DO THIS — Tally the lines below that contain the word "Portuguesa", and give only that number.

DATASET CONTENT —
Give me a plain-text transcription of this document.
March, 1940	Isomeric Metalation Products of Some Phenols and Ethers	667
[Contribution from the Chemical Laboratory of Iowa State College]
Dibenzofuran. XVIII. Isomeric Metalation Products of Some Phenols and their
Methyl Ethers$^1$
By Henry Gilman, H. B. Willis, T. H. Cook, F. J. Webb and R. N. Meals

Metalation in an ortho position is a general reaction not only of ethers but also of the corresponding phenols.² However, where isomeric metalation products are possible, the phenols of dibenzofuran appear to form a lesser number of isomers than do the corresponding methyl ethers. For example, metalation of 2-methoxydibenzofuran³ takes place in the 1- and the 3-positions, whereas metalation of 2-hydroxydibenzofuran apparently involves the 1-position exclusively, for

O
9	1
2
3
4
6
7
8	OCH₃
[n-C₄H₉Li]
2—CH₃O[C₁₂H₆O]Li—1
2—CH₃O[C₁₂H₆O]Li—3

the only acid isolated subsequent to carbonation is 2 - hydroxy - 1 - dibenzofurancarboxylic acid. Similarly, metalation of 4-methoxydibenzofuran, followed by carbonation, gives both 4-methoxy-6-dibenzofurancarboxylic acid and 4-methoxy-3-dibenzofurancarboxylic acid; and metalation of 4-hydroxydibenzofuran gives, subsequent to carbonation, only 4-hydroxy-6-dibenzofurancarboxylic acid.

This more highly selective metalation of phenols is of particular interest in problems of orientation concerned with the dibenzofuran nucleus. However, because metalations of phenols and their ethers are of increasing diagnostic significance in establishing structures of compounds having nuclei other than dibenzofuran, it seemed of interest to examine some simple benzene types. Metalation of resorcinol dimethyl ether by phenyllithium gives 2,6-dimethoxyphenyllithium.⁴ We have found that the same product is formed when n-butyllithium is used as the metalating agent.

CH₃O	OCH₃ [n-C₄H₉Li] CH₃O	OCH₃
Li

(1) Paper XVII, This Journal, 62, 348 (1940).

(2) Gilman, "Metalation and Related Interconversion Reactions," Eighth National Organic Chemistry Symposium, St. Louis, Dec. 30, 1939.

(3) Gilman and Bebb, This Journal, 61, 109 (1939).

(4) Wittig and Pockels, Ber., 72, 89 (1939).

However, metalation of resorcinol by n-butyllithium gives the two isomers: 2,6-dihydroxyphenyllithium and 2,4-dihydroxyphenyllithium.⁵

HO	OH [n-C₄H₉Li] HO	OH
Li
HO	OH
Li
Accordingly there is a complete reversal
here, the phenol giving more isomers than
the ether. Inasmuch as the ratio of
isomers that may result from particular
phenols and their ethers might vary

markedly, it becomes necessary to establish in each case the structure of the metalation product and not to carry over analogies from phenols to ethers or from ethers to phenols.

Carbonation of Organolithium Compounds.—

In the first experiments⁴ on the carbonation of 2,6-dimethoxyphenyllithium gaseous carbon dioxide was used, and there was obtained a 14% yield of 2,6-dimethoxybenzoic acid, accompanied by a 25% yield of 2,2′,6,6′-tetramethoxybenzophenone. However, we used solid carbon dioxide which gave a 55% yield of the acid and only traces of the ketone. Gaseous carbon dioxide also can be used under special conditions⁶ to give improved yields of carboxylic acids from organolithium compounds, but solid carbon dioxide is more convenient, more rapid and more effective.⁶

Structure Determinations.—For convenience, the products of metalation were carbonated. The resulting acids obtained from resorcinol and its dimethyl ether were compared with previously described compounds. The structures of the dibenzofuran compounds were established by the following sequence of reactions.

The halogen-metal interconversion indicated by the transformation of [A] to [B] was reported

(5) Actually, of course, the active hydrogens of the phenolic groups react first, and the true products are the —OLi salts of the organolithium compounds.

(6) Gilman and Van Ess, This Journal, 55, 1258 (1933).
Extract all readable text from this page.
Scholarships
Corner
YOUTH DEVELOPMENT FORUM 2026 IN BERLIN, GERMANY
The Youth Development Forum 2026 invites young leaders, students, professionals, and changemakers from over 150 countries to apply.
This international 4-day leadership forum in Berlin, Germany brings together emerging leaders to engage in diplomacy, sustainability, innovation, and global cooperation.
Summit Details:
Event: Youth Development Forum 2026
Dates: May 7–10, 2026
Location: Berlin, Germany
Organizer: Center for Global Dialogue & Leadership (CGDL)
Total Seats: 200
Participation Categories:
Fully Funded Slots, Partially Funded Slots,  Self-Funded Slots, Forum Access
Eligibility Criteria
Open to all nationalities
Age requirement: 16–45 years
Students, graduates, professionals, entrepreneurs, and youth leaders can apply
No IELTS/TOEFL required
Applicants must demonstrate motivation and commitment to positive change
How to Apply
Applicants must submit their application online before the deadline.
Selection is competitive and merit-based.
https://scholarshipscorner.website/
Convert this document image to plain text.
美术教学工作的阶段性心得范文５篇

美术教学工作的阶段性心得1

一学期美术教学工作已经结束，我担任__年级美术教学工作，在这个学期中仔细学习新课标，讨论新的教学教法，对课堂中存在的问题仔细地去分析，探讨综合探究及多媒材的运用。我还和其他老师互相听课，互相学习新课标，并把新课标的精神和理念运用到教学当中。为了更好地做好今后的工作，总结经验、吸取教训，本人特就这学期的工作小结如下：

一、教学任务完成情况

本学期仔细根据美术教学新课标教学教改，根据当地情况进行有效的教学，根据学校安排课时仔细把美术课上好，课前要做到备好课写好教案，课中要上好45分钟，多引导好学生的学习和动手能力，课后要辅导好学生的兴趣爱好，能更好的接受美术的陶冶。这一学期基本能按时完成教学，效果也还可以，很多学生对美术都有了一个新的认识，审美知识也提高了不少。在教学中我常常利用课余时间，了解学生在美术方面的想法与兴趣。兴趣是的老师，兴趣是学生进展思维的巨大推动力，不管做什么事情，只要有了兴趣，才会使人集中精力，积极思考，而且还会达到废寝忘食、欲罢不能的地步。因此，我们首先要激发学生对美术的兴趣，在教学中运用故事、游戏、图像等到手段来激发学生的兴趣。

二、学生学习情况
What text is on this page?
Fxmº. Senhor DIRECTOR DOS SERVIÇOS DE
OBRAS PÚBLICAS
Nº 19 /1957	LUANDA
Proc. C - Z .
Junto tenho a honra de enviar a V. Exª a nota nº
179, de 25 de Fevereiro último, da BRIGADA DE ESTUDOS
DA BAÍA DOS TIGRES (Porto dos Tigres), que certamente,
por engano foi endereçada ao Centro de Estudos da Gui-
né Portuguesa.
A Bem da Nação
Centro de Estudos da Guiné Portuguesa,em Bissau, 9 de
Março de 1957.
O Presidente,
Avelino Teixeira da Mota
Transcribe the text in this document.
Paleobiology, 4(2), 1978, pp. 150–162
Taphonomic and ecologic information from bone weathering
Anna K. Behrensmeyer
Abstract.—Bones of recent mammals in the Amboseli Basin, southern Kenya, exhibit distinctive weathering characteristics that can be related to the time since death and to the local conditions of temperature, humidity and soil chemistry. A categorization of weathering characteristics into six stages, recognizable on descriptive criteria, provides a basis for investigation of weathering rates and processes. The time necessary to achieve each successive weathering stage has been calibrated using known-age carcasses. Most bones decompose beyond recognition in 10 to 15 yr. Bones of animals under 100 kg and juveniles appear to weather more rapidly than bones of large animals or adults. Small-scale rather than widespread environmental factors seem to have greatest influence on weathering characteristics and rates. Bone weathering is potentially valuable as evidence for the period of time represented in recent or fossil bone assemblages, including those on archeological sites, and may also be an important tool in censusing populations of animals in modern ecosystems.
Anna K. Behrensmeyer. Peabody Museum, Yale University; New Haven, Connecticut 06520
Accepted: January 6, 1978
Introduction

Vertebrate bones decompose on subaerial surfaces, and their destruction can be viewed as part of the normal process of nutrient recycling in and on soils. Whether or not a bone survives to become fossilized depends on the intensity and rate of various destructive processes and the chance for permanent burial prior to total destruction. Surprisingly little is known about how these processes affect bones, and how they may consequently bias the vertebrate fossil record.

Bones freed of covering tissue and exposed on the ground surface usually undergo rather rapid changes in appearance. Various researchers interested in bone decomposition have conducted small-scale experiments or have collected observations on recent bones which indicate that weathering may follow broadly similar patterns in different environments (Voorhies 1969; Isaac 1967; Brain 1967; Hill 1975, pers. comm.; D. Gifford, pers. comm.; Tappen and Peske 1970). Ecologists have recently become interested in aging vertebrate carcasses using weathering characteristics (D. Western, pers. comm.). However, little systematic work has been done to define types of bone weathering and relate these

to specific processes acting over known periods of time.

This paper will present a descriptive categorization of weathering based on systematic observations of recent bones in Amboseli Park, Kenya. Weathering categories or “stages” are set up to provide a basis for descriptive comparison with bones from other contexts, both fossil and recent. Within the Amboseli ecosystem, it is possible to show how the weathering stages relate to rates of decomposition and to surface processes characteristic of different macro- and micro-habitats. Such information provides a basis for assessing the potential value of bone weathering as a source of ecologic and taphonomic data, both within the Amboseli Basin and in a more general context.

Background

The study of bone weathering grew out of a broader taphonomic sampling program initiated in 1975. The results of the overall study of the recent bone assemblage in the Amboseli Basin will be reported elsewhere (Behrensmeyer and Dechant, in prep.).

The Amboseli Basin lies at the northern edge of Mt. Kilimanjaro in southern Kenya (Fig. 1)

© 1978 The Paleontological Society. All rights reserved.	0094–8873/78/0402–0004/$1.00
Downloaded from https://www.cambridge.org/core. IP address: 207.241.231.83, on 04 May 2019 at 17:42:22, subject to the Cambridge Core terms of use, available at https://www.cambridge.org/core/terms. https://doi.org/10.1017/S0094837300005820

PROBLEM SOLUTION — 2